Change every "old-version" to "previous-version" in the listing lines starting at the first line and ending at the line that contains "table-row: EN 303 520", and leave everything else unchanged. Give back only those lines.

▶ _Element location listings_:
■ ■ ■

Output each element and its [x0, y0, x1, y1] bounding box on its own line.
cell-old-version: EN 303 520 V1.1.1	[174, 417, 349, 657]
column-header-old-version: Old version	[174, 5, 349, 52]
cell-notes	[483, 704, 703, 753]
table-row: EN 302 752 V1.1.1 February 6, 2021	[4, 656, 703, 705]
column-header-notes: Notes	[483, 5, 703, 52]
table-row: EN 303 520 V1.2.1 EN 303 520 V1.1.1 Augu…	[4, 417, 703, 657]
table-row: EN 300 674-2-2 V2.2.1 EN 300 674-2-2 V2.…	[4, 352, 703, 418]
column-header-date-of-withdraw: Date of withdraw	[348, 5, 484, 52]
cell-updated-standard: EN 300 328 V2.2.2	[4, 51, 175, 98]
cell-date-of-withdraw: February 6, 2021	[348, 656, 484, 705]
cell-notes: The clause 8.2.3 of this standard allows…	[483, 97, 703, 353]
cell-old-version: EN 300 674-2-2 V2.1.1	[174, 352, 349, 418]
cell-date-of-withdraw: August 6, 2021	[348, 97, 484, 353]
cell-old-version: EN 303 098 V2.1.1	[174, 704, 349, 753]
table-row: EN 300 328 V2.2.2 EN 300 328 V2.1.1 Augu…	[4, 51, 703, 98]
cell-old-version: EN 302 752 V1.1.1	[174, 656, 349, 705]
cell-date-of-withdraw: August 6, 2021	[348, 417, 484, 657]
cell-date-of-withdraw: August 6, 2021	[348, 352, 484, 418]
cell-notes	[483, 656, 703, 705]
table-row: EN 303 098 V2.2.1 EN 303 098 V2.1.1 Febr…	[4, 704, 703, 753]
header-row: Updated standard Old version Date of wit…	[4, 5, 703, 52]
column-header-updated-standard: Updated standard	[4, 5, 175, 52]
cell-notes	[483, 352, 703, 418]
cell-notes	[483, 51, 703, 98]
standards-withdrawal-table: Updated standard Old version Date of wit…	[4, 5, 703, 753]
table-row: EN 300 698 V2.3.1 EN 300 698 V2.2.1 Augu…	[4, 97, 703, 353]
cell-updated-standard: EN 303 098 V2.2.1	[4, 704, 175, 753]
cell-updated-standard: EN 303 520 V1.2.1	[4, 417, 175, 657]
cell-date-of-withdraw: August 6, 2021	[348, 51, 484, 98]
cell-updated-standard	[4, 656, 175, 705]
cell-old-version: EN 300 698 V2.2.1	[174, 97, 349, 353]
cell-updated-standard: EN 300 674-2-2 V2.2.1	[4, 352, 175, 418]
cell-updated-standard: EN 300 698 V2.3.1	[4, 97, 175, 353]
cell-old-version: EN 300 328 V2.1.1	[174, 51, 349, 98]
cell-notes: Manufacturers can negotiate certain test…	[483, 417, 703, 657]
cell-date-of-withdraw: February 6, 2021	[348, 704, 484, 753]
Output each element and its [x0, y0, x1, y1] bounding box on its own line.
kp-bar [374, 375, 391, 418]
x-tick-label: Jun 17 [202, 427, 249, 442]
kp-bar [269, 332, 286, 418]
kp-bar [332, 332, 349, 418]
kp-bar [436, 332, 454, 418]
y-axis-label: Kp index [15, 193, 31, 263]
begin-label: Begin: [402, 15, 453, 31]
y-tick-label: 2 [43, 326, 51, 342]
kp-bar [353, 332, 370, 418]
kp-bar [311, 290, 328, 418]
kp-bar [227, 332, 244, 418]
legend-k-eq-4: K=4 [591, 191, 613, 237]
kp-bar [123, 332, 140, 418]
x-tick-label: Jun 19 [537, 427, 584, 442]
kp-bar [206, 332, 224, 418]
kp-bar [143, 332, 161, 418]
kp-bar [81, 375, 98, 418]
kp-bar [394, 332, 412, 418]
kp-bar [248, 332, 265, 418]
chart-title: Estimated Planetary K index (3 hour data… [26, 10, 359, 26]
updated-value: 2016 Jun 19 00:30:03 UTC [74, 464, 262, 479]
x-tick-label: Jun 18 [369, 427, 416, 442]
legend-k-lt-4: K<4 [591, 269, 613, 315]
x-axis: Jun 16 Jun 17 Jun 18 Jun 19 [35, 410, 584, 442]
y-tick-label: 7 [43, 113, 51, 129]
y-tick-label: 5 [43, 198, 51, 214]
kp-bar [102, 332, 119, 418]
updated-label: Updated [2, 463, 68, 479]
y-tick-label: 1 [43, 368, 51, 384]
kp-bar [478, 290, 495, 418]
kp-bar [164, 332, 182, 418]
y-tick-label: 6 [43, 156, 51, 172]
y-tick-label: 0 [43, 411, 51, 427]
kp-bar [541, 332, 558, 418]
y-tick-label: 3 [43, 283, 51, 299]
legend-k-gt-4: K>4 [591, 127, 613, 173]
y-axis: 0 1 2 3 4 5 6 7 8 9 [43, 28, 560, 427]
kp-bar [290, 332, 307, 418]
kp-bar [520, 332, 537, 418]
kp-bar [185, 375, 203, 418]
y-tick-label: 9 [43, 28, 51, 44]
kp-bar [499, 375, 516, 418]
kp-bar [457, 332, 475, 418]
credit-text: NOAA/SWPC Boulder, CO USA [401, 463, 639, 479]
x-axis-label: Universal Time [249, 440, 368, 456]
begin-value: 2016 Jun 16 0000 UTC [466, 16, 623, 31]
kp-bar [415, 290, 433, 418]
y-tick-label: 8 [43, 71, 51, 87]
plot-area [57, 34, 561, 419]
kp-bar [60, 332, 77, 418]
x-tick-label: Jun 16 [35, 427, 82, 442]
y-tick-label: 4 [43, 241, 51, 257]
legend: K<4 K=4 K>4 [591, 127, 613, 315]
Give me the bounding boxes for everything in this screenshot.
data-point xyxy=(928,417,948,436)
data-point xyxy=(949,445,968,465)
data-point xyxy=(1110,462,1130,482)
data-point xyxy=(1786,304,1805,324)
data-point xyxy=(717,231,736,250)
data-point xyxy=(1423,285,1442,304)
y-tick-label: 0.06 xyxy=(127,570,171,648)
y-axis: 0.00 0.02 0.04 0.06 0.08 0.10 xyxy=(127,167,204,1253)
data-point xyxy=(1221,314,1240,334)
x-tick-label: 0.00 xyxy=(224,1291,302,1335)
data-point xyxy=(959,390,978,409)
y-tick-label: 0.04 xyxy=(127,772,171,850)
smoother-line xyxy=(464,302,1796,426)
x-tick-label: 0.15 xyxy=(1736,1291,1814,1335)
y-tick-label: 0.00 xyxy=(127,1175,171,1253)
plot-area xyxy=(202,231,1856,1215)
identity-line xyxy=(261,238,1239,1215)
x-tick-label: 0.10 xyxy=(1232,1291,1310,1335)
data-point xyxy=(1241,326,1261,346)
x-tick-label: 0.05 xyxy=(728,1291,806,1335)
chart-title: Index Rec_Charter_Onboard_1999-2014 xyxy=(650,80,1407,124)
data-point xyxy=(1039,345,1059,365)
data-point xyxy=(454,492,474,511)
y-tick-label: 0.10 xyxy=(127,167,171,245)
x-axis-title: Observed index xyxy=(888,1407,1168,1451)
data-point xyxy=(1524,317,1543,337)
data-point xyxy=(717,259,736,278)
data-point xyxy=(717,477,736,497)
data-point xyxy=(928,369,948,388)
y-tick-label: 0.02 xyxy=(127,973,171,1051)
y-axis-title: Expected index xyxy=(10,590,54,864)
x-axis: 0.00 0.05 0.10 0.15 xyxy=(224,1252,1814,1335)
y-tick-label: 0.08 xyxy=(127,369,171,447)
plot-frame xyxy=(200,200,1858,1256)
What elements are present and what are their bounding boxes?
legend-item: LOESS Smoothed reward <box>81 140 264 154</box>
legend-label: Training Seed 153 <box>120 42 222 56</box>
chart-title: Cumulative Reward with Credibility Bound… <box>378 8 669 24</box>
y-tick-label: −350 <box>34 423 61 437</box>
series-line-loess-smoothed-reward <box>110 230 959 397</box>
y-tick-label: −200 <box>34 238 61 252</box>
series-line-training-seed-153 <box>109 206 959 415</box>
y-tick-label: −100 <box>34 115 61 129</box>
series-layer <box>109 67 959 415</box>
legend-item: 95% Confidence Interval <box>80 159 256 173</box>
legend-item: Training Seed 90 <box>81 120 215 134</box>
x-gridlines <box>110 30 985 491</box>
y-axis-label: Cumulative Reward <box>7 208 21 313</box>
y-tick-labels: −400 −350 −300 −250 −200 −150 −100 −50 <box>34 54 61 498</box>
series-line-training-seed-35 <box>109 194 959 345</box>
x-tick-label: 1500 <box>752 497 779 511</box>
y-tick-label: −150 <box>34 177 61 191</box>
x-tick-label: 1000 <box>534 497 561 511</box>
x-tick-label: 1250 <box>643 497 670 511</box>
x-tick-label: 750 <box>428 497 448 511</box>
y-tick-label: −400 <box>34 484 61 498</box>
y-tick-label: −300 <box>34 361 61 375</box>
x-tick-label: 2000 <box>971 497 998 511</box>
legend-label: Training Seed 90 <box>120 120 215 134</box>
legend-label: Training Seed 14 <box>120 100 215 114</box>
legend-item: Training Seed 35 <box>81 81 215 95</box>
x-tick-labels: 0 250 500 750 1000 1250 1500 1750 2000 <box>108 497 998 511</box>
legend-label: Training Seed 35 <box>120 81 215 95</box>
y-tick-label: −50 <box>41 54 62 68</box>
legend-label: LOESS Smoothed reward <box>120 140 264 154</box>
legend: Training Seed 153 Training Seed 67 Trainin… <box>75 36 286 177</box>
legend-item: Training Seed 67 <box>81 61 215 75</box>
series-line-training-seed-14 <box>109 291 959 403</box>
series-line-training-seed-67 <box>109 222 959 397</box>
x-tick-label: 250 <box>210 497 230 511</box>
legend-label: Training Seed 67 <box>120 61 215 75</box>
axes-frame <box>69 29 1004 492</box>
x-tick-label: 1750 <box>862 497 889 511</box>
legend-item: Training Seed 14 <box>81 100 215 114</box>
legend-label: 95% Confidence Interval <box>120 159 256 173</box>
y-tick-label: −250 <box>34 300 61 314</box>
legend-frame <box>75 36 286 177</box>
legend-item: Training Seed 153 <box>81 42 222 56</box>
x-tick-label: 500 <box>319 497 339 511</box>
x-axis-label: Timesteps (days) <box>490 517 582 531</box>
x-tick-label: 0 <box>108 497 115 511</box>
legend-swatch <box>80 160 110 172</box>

■ ■ ■

▶ _Solution to this exercise_:
Output each element and its [x0, y0, x1, y1] bounding box on its own line.
cell-previous-version: EN 303 520 V1.1.1	[174, 417, 349, 657]
column-header-previous-version: Old version	[174, 5, 349, 52]
cell-notes	[483, 704, 703, 753]
table-row: EN 302 752 V1.1.1 February 6, 2021	[4, 656, 703, 705]
column-header-notes: Notes	[483, 5, 703, 52]
table-row: EN 303 520 V1.2.1 EN 303 520 V1.1.1 Augu…	[4, 417, 703, 657]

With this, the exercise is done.